Records contained in a dataset
***

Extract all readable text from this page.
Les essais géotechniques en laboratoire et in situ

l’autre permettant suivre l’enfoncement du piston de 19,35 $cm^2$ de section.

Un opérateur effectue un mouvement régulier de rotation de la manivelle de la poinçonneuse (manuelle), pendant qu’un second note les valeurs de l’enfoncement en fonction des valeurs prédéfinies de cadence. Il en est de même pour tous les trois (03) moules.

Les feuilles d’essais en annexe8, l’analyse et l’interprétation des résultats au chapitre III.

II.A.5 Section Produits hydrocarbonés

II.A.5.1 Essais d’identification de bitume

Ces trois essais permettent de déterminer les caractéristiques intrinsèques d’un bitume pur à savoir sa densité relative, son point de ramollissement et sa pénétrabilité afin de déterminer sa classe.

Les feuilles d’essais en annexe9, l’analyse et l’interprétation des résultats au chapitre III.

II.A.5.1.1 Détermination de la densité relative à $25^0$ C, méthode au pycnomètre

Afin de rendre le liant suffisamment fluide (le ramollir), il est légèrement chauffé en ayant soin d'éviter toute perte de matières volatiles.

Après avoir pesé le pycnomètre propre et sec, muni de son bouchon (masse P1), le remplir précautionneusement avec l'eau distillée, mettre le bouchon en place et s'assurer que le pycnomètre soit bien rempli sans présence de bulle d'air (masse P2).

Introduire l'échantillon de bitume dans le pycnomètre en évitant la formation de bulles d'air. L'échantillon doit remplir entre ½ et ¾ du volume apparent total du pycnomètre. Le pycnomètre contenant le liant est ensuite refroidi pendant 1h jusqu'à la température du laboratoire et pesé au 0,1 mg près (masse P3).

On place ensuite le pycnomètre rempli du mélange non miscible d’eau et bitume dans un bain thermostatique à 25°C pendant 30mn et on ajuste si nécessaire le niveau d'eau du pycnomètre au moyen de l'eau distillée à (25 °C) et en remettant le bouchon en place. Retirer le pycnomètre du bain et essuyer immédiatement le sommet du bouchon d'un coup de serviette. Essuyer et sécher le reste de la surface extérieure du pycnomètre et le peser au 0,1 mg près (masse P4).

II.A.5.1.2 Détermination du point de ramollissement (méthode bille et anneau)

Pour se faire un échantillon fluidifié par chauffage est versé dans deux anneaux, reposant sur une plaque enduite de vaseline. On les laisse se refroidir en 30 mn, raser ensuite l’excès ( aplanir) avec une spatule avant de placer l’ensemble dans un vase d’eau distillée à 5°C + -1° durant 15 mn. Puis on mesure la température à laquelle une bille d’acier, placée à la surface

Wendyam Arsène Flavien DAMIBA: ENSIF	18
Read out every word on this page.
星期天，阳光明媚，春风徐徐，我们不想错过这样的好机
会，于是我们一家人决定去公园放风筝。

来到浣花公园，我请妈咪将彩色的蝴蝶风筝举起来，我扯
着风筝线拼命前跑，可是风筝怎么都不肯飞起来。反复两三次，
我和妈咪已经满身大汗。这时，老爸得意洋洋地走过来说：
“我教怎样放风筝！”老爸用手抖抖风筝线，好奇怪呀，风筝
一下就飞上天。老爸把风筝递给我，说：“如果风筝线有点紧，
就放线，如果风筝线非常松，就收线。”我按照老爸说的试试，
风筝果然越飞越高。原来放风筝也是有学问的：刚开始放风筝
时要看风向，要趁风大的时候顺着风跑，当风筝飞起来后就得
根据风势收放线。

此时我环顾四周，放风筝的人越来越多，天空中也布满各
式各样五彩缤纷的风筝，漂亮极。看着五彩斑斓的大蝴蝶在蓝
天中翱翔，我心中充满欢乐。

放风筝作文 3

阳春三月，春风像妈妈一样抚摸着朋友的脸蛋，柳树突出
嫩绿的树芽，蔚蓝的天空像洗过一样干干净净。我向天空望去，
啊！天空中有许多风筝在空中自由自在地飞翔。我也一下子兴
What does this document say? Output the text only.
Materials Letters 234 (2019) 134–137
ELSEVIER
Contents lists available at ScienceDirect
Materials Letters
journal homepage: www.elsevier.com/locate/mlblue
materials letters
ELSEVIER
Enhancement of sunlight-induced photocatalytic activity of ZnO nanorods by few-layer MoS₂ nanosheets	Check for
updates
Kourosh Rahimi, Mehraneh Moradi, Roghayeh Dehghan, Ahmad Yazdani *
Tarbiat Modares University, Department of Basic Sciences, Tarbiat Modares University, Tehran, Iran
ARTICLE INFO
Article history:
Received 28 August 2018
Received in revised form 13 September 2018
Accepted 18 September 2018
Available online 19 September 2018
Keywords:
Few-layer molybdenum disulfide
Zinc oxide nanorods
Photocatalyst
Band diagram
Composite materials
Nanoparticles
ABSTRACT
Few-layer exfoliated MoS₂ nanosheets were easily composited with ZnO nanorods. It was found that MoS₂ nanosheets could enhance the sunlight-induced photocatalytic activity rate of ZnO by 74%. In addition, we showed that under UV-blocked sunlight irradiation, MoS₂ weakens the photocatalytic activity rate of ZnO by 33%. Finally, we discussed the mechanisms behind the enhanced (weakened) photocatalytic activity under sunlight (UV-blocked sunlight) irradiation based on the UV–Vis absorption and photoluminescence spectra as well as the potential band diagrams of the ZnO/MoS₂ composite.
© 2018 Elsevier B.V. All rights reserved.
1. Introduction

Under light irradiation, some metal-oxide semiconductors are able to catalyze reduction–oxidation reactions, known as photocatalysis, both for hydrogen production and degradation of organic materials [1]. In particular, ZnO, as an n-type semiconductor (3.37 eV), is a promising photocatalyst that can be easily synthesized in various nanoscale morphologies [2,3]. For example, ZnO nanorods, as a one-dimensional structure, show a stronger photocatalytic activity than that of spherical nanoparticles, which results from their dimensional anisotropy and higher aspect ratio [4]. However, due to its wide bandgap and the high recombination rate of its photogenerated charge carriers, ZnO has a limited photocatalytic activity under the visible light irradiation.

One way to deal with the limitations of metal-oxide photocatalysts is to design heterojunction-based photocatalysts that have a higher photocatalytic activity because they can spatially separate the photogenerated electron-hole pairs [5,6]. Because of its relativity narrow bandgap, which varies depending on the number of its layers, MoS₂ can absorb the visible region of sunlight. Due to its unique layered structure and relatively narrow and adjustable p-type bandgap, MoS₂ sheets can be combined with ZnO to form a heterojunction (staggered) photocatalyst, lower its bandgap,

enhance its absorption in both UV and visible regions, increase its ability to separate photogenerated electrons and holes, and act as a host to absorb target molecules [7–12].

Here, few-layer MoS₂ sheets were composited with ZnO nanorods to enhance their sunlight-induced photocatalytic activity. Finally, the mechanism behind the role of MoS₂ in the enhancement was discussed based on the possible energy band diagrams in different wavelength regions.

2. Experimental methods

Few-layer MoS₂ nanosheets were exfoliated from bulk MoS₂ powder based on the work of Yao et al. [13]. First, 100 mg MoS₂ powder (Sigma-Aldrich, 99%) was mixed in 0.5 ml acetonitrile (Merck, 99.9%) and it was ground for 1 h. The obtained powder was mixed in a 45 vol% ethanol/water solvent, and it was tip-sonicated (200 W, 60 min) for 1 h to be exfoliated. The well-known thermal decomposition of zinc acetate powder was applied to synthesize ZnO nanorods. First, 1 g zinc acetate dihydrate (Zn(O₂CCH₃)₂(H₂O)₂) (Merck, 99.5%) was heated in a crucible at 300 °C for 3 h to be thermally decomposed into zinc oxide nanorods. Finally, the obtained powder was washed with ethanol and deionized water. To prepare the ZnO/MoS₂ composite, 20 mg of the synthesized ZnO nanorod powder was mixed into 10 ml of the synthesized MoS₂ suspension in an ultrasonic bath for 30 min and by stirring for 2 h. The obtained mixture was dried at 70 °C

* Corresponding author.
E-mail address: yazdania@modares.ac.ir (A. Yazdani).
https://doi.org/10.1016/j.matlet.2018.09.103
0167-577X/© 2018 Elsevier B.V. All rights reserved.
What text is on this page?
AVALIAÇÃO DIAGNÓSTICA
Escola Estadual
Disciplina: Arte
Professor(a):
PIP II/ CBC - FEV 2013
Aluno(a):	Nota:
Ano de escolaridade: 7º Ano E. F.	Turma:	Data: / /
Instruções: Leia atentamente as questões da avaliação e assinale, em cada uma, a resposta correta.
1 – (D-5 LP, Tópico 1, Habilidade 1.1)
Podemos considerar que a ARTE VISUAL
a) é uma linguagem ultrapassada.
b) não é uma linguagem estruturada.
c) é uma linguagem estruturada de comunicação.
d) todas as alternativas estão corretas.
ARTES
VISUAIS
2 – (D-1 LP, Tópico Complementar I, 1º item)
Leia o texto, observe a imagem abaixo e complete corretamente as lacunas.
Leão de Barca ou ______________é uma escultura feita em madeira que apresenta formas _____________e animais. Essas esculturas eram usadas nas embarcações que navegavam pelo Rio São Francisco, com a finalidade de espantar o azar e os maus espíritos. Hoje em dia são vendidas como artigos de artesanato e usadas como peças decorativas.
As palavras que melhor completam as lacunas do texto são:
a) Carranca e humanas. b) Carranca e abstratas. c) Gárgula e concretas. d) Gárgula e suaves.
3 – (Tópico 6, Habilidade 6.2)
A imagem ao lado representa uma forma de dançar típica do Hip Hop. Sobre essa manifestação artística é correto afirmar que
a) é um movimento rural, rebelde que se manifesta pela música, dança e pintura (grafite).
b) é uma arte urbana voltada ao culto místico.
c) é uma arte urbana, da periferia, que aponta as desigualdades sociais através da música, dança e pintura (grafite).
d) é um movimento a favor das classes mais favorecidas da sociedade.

***

**Your goal:**
Collect each line holding the string "imagem".

**Final result:**
Leia o texto, observe a imagem abaixo e complete corretamente as lacunas.
A imagem ao lado representa uma forma de dançar típica do Hip Hop. Sobre essa manifestação artística é correto afirmar que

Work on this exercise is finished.